= TASK TO COMPLETE =
Search the entries below. Return every line that has "crack" in it.

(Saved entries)
-------
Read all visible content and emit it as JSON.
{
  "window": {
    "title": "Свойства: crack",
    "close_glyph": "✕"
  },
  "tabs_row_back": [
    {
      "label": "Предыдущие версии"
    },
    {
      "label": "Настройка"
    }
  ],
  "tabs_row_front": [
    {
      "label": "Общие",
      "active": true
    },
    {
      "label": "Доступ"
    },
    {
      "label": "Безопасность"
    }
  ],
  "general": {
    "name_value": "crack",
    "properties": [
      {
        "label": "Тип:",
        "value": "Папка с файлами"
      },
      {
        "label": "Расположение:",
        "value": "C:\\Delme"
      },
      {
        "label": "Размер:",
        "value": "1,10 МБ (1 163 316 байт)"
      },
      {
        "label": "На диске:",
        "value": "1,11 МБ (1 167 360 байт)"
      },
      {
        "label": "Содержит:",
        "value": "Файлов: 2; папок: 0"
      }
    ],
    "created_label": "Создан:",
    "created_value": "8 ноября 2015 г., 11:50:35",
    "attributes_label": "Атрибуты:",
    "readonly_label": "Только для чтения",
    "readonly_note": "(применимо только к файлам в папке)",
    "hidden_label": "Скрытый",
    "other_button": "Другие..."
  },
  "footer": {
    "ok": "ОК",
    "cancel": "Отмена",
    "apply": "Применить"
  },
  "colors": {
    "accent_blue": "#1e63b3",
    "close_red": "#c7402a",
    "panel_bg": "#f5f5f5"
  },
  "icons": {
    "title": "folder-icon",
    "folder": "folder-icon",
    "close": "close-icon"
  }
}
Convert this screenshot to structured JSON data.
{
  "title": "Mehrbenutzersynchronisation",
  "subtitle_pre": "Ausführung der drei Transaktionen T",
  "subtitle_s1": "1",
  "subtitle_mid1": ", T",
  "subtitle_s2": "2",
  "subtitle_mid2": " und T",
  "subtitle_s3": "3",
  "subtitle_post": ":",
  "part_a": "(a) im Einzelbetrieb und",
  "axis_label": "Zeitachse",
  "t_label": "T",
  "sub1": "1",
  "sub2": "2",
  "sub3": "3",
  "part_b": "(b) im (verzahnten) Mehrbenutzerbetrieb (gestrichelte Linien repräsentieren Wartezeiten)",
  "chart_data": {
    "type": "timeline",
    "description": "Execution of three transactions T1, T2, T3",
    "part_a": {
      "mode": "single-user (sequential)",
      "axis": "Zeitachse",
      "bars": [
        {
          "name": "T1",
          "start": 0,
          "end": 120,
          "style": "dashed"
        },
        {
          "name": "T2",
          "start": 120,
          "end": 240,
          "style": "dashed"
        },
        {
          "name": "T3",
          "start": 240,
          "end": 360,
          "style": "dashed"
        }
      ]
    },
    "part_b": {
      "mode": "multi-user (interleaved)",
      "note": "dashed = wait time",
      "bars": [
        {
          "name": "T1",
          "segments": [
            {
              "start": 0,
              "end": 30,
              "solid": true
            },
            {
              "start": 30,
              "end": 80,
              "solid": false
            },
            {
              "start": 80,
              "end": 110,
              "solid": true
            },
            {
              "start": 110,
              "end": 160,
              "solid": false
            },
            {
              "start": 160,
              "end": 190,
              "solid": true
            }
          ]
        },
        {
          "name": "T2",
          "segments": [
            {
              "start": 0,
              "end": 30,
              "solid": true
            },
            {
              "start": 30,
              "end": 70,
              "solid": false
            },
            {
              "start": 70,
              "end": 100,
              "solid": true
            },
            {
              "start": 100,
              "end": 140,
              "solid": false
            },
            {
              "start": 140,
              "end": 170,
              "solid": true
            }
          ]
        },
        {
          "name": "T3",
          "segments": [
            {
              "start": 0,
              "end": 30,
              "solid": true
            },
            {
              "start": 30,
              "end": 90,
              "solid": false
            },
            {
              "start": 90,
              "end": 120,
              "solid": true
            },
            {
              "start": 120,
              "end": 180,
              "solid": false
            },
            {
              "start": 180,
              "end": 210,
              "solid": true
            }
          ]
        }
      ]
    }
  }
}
-------
= PROBLEM SOLUTION =
    "title": "Свойства: crack",
    "name_value": "crack",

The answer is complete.